-- START Recorded data --
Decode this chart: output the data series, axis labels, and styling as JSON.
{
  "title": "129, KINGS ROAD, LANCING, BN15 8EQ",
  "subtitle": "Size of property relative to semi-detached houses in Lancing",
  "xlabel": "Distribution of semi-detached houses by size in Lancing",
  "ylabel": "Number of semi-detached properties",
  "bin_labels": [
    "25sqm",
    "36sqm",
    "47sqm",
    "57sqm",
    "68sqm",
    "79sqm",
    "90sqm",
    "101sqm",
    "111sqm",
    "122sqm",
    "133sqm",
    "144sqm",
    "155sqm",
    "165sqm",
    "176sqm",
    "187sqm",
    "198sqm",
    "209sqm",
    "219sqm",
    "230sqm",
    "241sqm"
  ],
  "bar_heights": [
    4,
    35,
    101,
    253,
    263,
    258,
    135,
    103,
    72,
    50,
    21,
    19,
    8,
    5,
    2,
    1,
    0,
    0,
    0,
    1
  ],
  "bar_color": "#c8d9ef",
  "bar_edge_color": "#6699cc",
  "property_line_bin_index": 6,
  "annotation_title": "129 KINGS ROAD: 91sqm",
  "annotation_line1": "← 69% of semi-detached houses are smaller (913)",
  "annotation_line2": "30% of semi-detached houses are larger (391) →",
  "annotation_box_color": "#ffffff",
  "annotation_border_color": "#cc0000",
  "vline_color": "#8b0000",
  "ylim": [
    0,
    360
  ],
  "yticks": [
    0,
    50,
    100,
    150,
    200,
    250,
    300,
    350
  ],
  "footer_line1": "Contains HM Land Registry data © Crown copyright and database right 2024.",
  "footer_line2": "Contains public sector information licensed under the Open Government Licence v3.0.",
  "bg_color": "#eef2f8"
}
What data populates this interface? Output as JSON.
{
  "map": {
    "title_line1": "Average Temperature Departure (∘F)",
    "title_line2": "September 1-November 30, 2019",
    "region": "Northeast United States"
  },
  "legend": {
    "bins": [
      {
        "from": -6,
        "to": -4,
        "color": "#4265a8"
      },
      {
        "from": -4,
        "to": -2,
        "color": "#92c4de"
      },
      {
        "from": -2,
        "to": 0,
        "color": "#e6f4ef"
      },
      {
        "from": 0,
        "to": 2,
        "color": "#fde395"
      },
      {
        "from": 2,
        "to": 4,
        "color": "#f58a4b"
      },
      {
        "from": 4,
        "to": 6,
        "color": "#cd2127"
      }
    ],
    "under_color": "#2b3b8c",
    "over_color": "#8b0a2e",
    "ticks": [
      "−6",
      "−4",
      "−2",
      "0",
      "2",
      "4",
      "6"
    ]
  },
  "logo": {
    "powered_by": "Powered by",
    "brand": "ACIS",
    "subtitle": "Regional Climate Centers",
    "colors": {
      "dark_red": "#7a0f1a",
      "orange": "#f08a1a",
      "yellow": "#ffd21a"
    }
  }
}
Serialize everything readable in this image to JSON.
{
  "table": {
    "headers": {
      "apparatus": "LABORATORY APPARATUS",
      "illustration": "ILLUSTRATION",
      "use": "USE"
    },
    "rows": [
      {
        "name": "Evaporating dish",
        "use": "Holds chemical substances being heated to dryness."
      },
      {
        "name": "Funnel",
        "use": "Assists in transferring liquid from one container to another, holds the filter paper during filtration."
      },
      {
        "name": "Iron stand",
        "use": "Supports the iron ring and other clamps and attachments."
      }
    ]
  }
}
-- END Recorded data --
What to do
Quote the data above in full, changing nothing.

Correct answer
Decode this chart: output the data series, axis labels, and styling as JSON.
{
  "title": "129, KINGS ROAD, LANCING, BN15 8EQ",
  "subtitle": "Size of property relative to semi-detached houses in Lancing",
  "xlabel": "Distribution of semi-detached houses by size in Lancing",
  "ylabel": "Number of semi-detached properties",
  "bin_labels": [
    "25sqm",
    "36sqm",
    "47sqm",
    "57sqm",
    "68sqm",
    "79sqm",
    "90sqm",
    "101sqm",
    "111sqm",
    "122sqm",
    "133sqm",
    "144sqm",
    "155sqm",
    "165sqm",
    "176sqm",
    "187sqm",
    "198sqm",
    "209sqm",
    "219sqm",
    "230sqm",
    "241sqm"
  ],
  "bar_heights": [
    4,
    35,
    101,
    253,
    263,
    258,
    135,
    103,
    72,
    50,
    21,
    19,
    8,
    5,
    2,
    1,
    0,
    0,
    0,
    1
  ],
  "bar_color": "#c8d9ef",
  "bar_edge_color": "#6699cc",
  "property_line_bin_index": 6,
  "annotation_title": "129 KINGS ROAD: 91sqm",
  "annotation_line1": "← 69% of semi-detached houses are smaller (913)",
  "annotation_line2": "30% of semi-detached houses are larger (391) →",
  "annotation_box_color": "#ffffff",
  "annotation_border_color": "#cc0000",
  "vline_color": "#8b0000",
  "ylim": [
    0,
    360
  ],
  "yticks": [
    0,
    50,
    100,
    150,
    200,
    250,
    300,
    350
  ],
  "footer_line1": "Contains HM Land Registry data © Crown copyright and database right 2024.",
  "footer_line2": "Contains public sector information licensed under the Open Government Licence v3.0.",
  "bg_color": "#eef2f8"
}
What data populates this interface? Output as JSON.
{
  "map": {
    "title_line1": "Average Temperature Departure (∘F)",
    "title_line2": "September 1-November 30, 2019",
    "region": "Northeast United States"
  },
  "legend": {
    "bins": [
      {
        "from": -6,
        "to": -4,
        "color": "#4265a8"
      },
      {
        "from": -4,
        "to": -2,
        "color": "#92c4de"
      },
      {
        "from": -2,
        "to": 0,
        "color": "#e6f4ef"
      },
      {
        "from": 0,
        "to": 2,
        "color": "#fde395"
      },
      {
        "from": 2,
        "to": 4,
        "color": "#f58a4b"
      },
      {
        "from": 4,
        "to": 6,
        "color": "#cd2127"
      }
    ],
    "under_color": "#2b3b8c",
    "over_color": "#8b0a2e",
    "ticks": [
      "−6",
      "−4",
      "−2",
      "0",
      "2",
      "4",
      "6"
    ]
  },
  "logo": {
    "powered_by": "Powered by",
    "brand": "ACIS",
    "subtitle": "Regional Climate Centers",
    "colors": {
      "dark_red": "#7a0f1a",
      "orange": "#f08a1a",
      "yellow": "#ffd21a"
    }
  }
}
Serialize everything readable in this image to JSON.
{
  "table": {
    "headers": {
      "apparatus": "LABORATORY APPARATUS",
      "illustration": "ILLUSTRATION",
      "use": "USE"
    },
    "rows": [
      {
        "name": "Evaporating dish",
        "use": "Holds chemical substances being heated to dryness."
      },
      {
        "name": "Funnel",
        "use": "Assists in transferring liquid from one container to another, holds the filter paper during filtration."
      },
      {
        "name": "Iron stand",
        "use": "Supports the iron ring and other clamps and attachments."
      }
    ]
  }
}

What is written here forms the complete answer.